Task goal: Write out every entry, unchanged. Skip any picture.

[Data records]
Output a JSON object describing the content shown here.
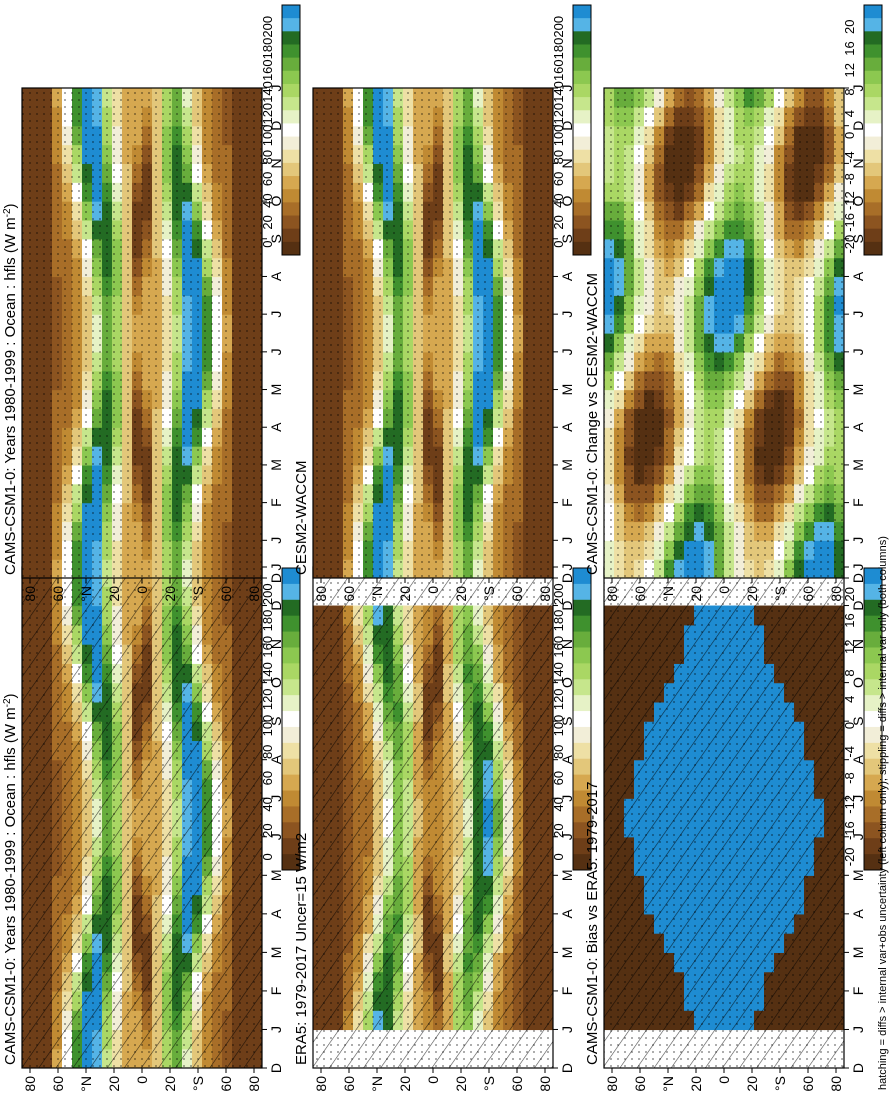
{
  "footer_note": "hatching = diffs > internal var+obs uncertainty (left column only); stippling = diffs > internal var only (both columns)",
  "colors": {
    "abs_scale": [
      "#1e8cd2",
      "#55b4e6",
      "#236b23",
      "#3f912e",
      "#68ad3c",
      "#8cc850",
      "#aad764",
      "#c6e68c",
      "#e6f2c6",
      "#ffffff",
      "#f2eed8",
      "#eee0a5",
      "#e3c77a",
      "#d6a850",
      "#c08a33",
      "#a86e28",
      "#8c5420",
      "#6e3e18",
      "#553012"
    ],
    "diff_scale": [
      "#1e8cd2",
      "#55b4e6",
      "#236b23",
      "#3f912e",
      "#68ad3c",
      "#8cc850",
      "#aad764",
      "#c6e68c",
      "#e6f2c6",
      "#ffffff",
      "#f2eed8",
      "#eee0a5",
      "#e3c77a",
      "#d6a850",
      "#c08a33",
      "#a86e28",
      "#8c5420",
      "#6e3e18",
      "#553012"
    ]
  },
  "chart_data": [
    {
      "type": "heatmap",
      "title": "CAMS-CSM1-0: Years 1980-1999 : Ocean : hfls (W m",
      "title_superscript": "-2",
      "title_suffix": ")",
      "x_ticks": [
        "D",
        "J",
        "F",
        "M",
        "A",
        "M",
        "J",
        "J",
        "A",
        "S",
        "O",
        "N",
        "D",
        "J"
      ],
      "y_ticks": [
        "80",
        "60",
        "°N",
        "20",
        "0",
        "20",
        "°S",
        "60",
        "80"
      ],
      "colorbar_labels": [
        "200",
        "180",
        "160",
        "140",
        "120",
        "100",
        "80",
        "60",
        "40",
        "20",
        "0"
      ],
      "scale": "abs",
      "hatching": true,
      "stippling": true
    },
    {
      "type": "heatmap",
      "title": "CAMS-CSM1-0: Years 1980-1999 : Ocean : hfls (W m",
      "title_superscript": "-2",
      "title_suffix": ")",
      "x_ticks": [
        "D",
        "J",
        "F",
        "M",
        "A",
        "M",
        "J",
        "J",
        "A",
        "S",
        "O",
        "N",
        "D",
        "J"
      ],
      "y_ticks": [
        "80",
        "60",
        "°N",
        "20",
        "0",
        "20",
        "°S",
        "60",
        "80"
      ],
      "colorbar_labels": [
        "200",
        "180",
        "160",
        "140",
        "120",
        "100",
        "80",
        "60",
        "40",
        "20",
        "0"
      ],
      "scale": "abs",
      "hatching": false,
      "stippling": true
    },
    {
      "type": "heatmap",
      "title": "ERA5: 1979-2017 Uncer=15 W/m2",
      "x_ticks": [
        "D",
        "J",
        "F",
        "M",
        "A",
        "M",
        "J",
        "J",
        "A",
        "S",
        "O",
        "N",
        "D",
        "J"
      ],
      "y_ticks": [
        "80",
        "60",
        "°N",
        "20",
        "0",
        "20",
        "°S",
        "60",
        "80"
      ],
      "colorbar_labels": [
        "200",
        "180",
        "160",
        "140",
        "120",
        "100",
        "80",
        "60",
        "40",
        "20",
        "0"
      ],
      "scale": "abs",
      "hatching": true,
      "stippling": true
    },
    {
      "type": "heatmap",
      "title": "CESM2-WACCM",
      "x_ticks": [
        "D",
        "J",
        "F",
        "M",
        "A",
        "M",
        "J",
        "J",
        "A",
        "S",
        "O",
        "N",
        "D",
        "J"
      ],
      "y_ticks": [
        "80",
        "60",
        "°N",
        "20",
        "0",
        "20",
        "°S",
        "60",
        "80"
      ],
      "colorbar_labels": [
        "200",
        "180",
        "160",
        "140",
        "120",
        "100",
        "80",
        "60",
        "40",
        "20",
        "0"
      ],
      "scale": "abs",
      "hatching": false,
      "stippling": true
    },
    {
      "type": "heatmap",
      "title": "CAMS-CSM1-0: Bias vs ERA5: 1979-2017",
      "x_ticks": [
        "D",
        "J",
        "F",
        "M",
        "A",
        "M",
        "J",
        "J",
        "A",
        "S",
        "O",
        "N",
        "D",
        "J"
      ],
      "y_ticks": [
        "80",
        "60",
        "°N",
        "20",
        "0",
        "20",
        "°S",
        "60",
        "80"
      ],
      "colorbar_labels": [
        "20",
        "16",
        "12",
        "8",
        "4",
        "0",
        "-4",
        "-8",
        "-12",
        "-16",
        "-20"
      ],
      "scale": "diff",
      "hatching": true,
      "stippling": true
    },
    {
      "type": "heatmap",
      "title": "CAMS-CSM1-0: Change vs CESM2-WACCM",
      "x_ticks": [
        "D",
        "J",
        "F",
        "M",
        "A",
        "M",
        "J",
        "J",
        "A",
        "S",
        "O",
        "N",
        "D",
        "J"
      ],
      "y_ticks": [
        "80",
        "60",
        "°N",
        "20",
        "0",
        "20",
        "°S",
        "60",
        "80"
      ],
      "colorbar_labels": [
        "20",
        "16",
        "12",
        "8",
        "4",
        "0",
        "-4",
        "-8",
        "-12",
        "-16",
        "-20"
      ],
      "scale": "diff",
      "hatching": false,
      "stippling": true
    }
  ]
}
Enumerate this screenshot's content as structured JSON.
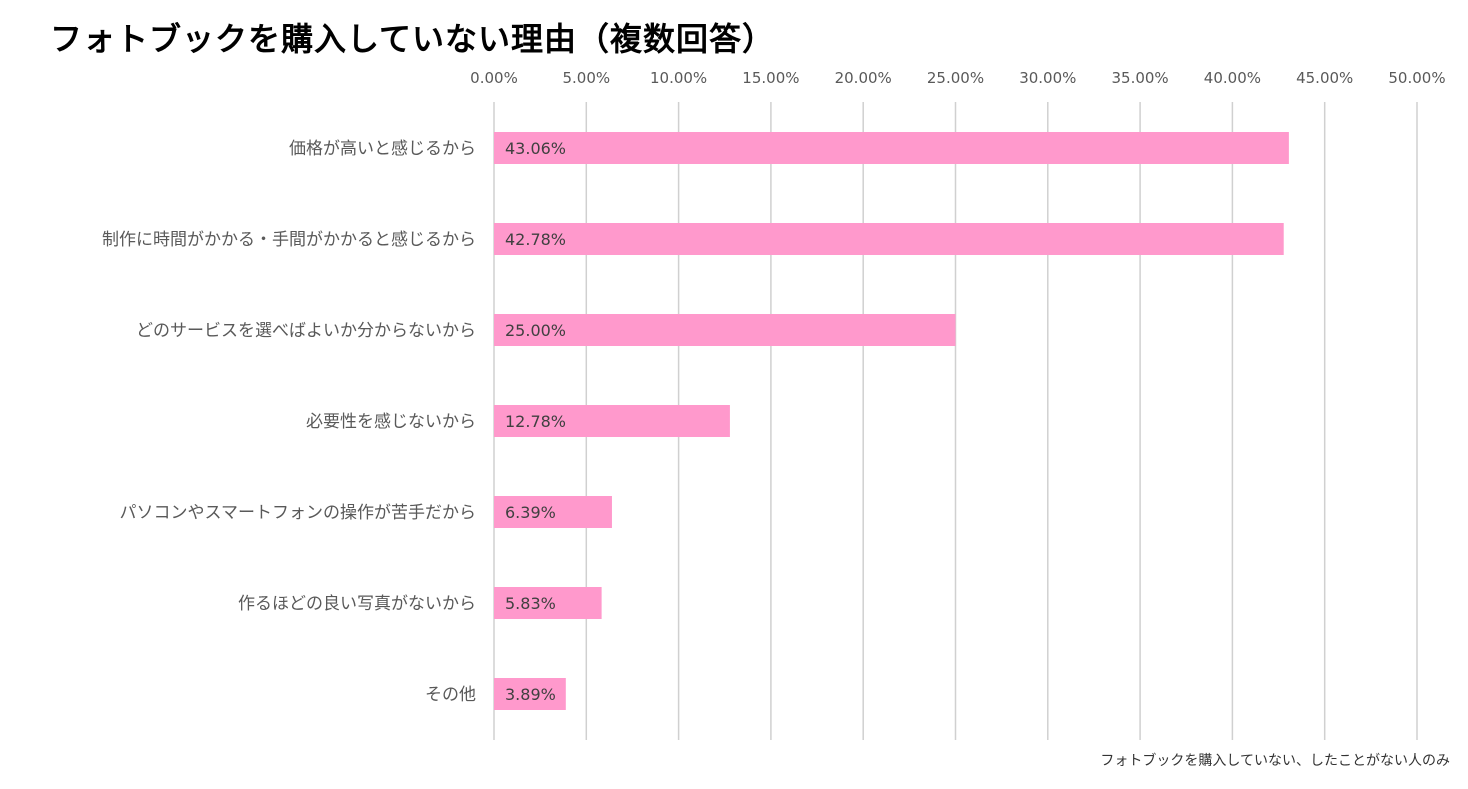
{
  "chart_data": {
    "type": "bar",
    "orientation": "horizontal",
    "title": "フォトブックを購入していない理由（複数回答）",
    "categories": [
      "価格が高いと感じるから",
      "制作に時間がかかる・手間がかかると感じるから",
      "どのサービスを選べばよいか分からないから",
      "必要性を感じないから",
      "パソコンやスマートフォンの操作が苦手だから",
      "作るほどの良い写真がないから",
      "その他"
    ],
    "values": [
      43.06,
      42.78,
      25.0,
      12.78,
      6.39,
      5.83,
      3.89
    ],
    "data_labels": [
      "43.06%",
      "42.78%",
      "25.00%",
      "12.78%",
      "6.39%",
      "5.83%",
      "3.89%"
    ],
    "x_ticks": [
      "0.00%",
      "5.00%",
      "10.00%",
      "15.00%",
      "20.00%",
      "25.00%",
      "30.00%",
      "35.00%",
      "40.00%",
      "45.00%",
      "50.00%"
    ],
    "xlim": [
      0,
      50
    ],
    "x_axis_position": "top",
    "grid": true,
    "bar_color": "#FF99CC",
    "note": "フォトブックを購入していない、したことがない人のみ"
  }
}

Exercise solution:
Output a JSON object describing the content shown here.
{
  "footer_note": "hatching = diffs > internal var+obs uncertainty (left column only); stippling = diffs > internal var only (both columns)",
  "colors": {
    "abs_scale": [
      "#1e8cd2",
      "#55b4e6",
      "#236b23",
      "#3f912e",
      "#68ad3c",
      "#8cc850",
      "#aad764",
      "#c6e68c",
      "#e6f2c6",
      "#ffffff",
      "#f2eed8",
      "#eee0a5",
      "#e3c77a",
      "#d6a850",
      "#c08a33",
      "#a86e28",
      "#8c5420",
      "#6e3e18",
      "#553012"
    ],
    "diff_scale": [
      "#1e8cd2",
      "#55b4e6",
      "#236b23",
      "#3f912e",
      "#68ad3c",
      "#8cc850",
      "#aad764",
      "#c6e68c",
      "#e6f2c6",
      "#ffffff",
      "#f2eed8",
      "#eee0a5",
      "#e3c77a",
      "#d6a850",
      "#c08a33",
      "#a86e28",
      "#8c5420",
      "#6e3e18",
      "#553012"
    ]
  },
  "chart_data": [
    {
      "type": "heatmap",
      "title": "CAMS-CSM1-0: Years 1980-1999 : Ocean : hfls (W m",
      "title_superscript": "-2",
      "title_suffix": ")",
      "x_ticks": [
        "D",
        "J",
        "F",
        "M",
        "A",
        "M",
        "J",
        "J",
        "A",
        "S",
        "O",
        "N",
        "D",
        "J"
      ],
      "y_ticks": [
        "80",
        "60",
        "°N",
        "20",
        "0",
        "20",
        "°S",
        "60",
        "80"
      ],
      "colorbar_labels": [
        "200",
        "180",
        "160",
        "140",
        "120",
        "100",
        "80",
        "60",
        "40",
        "20",
        "0"
      ],
      "scale": "abs",
      "hatching": true,
      "stippling": true
    },
    {
      "type": "heatmap",
      "title": "CAMS-CSM1-0: Years 1980-1999 : Ocean : hfls (W m",
      "title_superscript": "-2",
      "title_suffix": ")",
      "x_ticks": [
        "D",
        "J",
        "F",
        "M",
        "A",
        "M",
        "J",
        "J",
        "A",
        "S",
        "O",
        "N",
        "D",
        "J"
      ],
      "y_ticks": [
        "80",
        "60",
        "°N",
        "20",
        "0",
        "20",
        "°S",
        "60",
        "80"
      ],
      "colorbar_labels": [
        "200",
        "180",
        "160",
        "140",
        "120",
        "100",
        "80",
        "60",
        "40",
        "20",
        "0"
      ],
      "scale": "abs",
      "hatching": false,
      "stippling": true
    },
    {
      "type": "heatmap",
      "title": "ERA5: 1979-2017 Uncer=15 W/m2",
      "x_ticks": [
        "D",
        "J",
        "F",
        "M",
        "A",
        "M",
        "J",
        "J",
        "A",
        "S",
        "O",
        "N",
        "D",
        "J"
      ],
      "y_ticks": [
        "80",
        "60",
        "°N",
        "20",
        "0",
        "20",
        "°S",
        "60",
        "80"
      ],
      "colorbar_labels": [
        "200",
        "180",
        "160",
        "140",
        "120",
        "100",
        "80",
        "60",
        "40",
        "20",
        "0"
      ],
      "scale": "abs",
      "hatching": true,
      "stippling": true
    },
    {
      "type": "heatmap",
      "title": "CESM2-WACCM",
      "x_ticks": [
        "D",
        "J",
        "F",
        "M",
        "A",
        "M",
        "J",
        "J",
        "A",
        "S",
        "O",
        "N",
        "D",
        "J"
      ],
      "y_ticks": [
        "80",
        "60",
        "°N",
        "20",
        "0",
        "20",
        "°S",
        "60",
        "80"
      ],
      "colorbar_labels": [
        "200",
        "180",
        "160",
        "140",
        "120",
        "100",
        "80",
        "60",
        "40",
        "20",
        "0"
      ],
      "scale": "abs",
      "hatching": false,
      "stippling": true
    },
    {
      "type": "heatmap",
      "title": "CAMS-CSM1-0: Bias vs ERA5: 1979-2017",
      "x_ticks": [
        "D",
        "J",
        "F",
        "M",
        "A",
        "M",
        "J",
        "J",
        "A",
        "S",
        "O",
        "N",
        "D",
        "J"
      ],
      "y_ticks": [
        "80",
        "60",
        "°N",
        "20",
        "0",
        "20",
        "°S",
        "60",
        "80"
      ],
      "colorbar_labels": [
        "20",
        "16",
        "12",
        "8",
        "4",
        "0",
        "-4",
        "-8",
        "-12",
        "-16",
        "-20"
      ],
      "scale": "diff",
      "hatching": true,
      "stippling": true
    },
    {
      "type": "heatmap",
      "title": "CAMS-CSM1-0: Change vs CESM2-WACCM",
      "x_ticks": [
        "D",
        "J",
        "F",
        "M",
        "A",
        "M",
        "J",
        "J",
        "A",
        "S",
        "O",
        "N",
        "D",
        "J"
      ],
      "y_ticks": [
        "80",
        "60",
        "°N",
        "20",
        "0",
        "20",
        "°S",
        "60",
        "80"
      ],
      "colorbar_labels": [
        "20",
        "16",
        "12",
        "8",
        "4",
        "0",
        "-4",
        "-8",
        "-12",
        "-16",
        "-20"
      ],
      "scale": "diff",
      "hatching": false,
      "stippling": true
    }
  ]
}
Enumerate this screenshot's content as structured JSON.
{
  "chart_data": {
    "type": "bar",
    "orientation": "horizontal",
    "title": "フォトブックを購入していない理由（複数回答）",
    "categories": [
      "価格が高いと感じるから",
      "制作に時間がかかる・手間がかかると感じるから",
      "どのサービスを選べばよいか分からないから",
      "必要性を感じないから",
      "パソコンやスマートフォンの操作が苦手だから",
      "作るほどの良い写真がないから",
      "その他"
    ],
    "values": [
      43.06,
      42.78,
      25.0,
      12.78,
      6.39,
      5.83,
      3.89
    ],
    "data_labels": [
      "43.06%",
      "42.78%",
      "25.00%",
      "12.78%",
      "6.39%",
      "5.83%",
      "3.89%"
    ],
    "x_ticks": [
      "0.00%",
      "5.00%",
      "10.00%",
      "15.00%",
      "20.00%",
      "25.00%",
      "30.00%",
      "35.00%",
      "40.00%",
      "45.00%",
      "50.00%"
    ],
    "xlim": [
      0,
      50
    ],
    "x_axis_position": "top",
    "grid": true,
    "bar_color": "#FF99CC",
    "note": "フォトブックを購入していない、したことがない人のみ"
  }
}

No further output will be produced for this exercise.